#### WHAT IS BEING ASKED:
Filter the records for lines holding the string "JSON".

#### DATA SUPPLIED:
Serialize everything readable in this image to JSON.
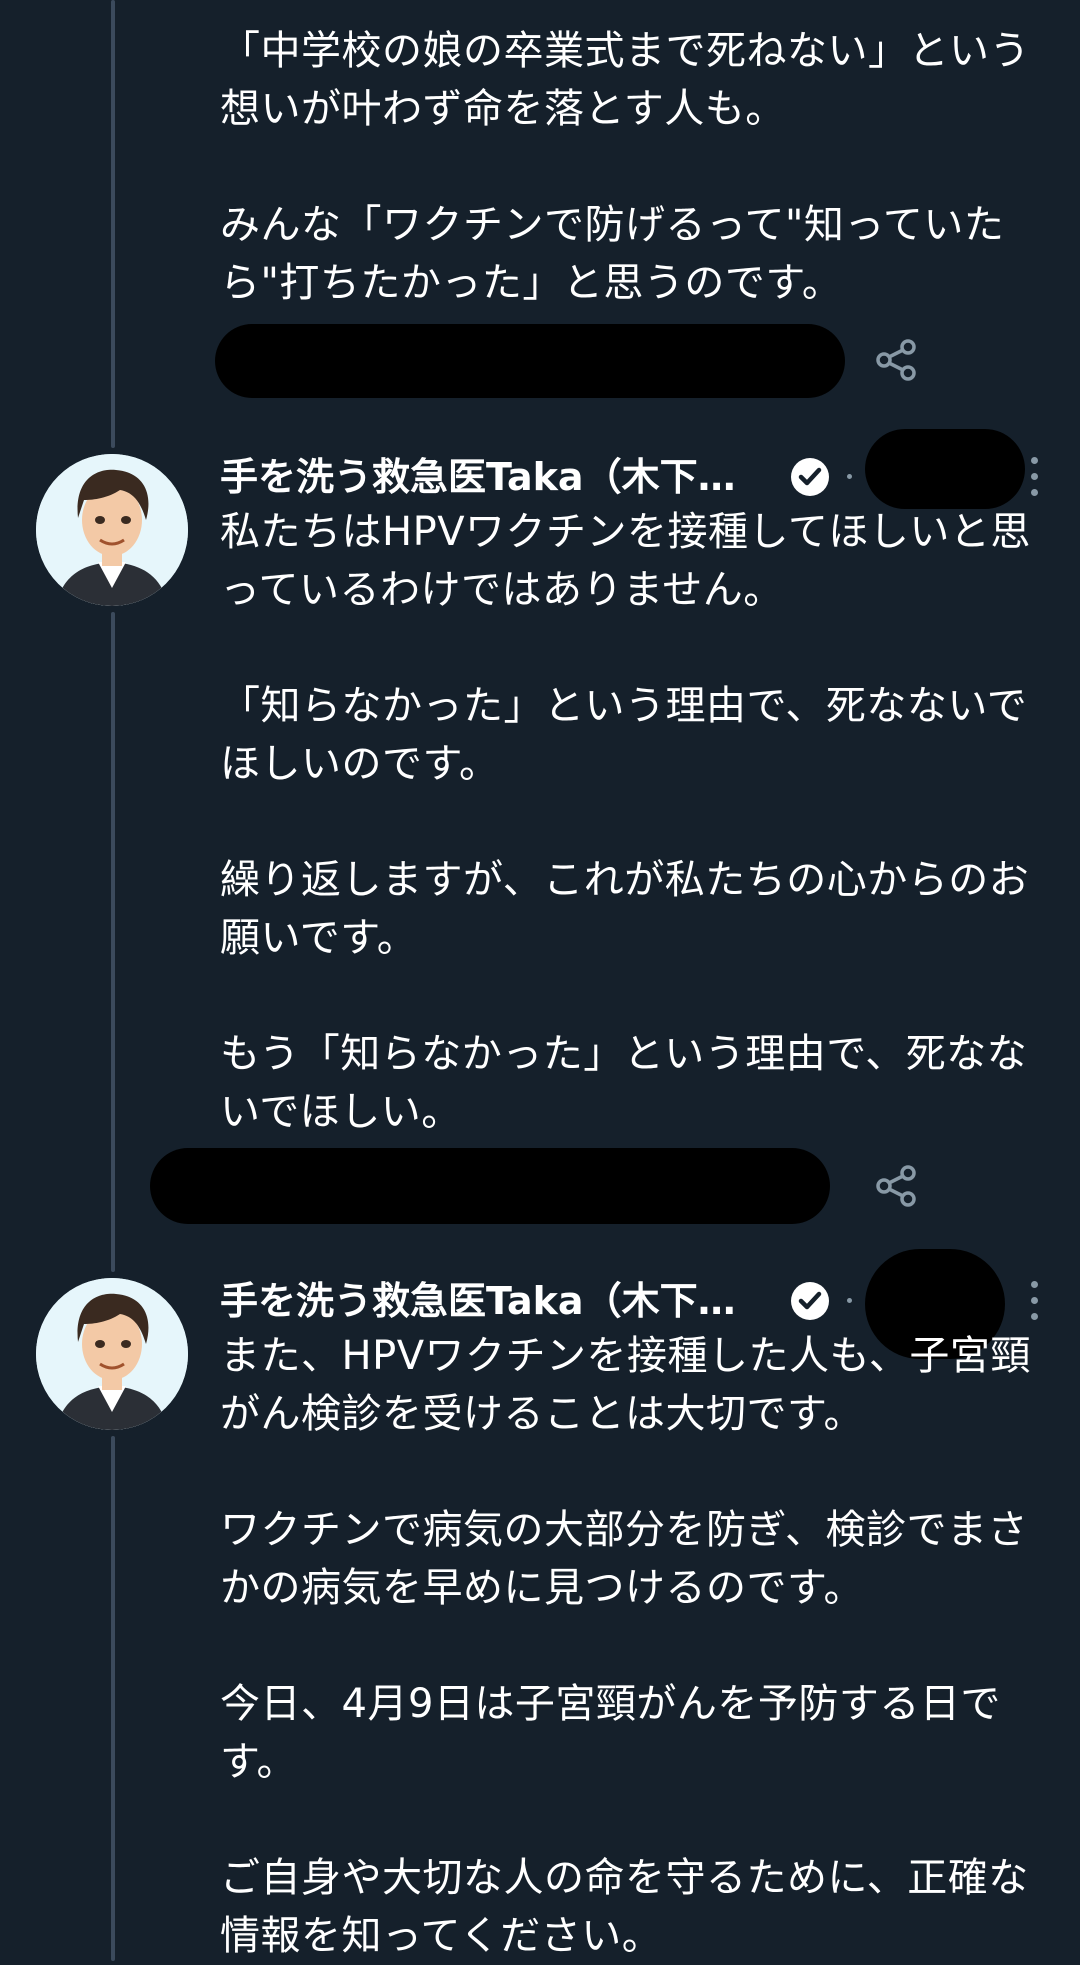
{
  "tweets": [
    {
      "text": "「中学校の娘の卒業式まで死ねない」という想いが叶わず命を落とす人も。\n\nみんな「ワクチンで防げるって\"知っていたら\"打ちたかった」と思うのです。"
    },
    {
      "author": "手を洗う救急医Taka（木下…",
      "text": "私たちはHPVワクチンを接種してほしいと思っているわけではありません。\n\n「知らなかった」という理由で、死なないでほしいのです。\n\n繰り返しますが、これが私たちの心からのお願いです。\n\nもう「知らなかった」という理由で、死なないでほしい。"
    },
    {
      "author": "手を洗う救急医Taka（木下…",
      "text": "また、HPVワクチンを接種した人も、子宮頸がん検診を受けることは大切です。\n\nワクチンで病気の大部分を防ぎ、検診でまさかの病気を早めに見つけるのです。\n\n今日、4月9日は子宮頸がんを予防する日です。\n\nご自身や大切な人の命を守るために、正確な情報を知ってください。"
    }
  ],
  "icons": {
    "share": "share-icon",
    "verified": "verified-badge-icon",
    "more": "more-options-icon"
  },
  "colors": {
    "background": "#15202b",
    "text": "#ffffff",
    "thread_line": "#3b4a5c",
    "secondary": "#8899a6",
    "verified_badge": "#ffffff"
  }
}
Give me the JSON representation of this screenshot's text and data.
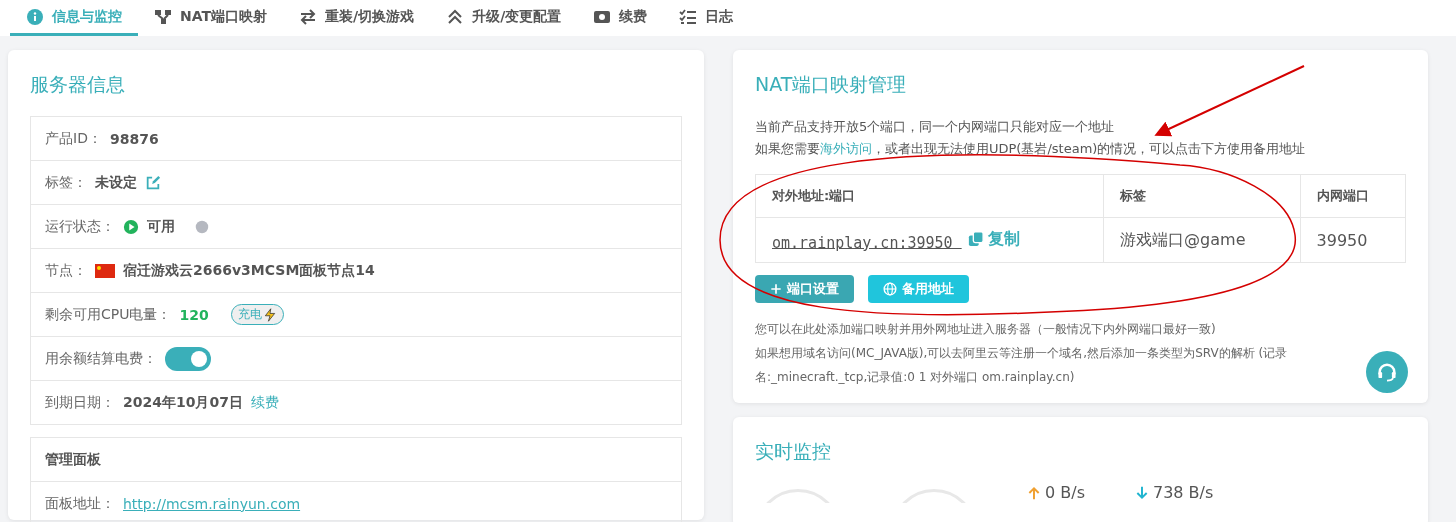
{
  "tabs": [
    {
      "label": "信息与监控",
      "selected": true
    },
    {
      "label": "NAT端口映射",
      "selected": false
    },
    {
      "label": "重装/切换游戏",
      "selected": false
    },
    {
      "label": "升级/变更配置",
      "selected": false
    },
    {
      "label": "续费",
      "selected": false
    },
    {
      "label": "日志",
      "selected": false
    }
  ],
  "server_info": {
    "title": "服务器信息",
    "rows": [
      {
        "kind": "text",
        "label": "产品ID：",
        "value": "98876"
      },
      {
        "kind": "edit",
        "label": "标签：",
        "value": "未设定"
      },
      {
        "kind": "status",
        "label": "运行状态：",
        "value": "可用"
      },
      {
        "kind": "node",
        "label": "节点：",
        "value": "宿迁游戏云2666v3MCSM面板节点14"
      },
      {
        "kind": "cpu",
        "label": "剩余可用CPU电量：",
        "value": "120",
        "action": "充电"
      },
      {
        "kind": "toggle",
        "label": "用余额结算电费：",
        "on": true
      },
      {
        "kind": "expiry",
        "label": "到期日期：",
        "value": "2024年10月07日",
        "action": "续费"
      }
    ]
  },
  "panel": {
    "title": "管理面板",
    "address_label": "面板地址：",
    "address": "http://mcsm.rainyun.com"
  },
  "nat": {
    "title": "NAT端口映射管理",
    "note": "当前产品支持开放5个端口，同一个内网端口只能对应一个地址",
    "note2": {
      "before": "如果您需要",
      "link": "海外访问",
      "after": "，或者出现无法使用UDP(基岩/steam)的情况，可以点击下方使用备用地址"
    },
    "columns": [
      "对外地址:端口",
      "标签",
      "内网端口"
    ],
    "rows": [
      {
        "address": "om.rainplay.cn:39950 ",
        "copy": "复制",
        "tag": "游戏端口@game",
        "inner_port": "39950"
      }
    ],
    "buttons": [
      {
        "kind": "add",
        "label": "端口设置"
      },
      {
        "kind": "globe",
        "label": "备用地址"
      }
    ],
    "footnotes": [
      "您可以在此处添加端口映射并用外网地址进入服务器（一般情况下内外网端口最好一致)",
      "如果想用域名访问(MC_JAVA版),可以去阿里云等注册一个域名,然后添加一条类型为SRV的解析 (记录名:_minecraft._tcp,记录值:0 1 对外端口 om.rainplay.cn)"
    ]
  },
  "monitor": {
    "title": "实时监控",
    "upload": "0 B/s",
    "download": "738 B/s"
  }
}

#### ANSWER TO THE EXERCISE:
Serialize everything readable in this image to JSON.
Give me the JSON representation of this screenshot's text and data.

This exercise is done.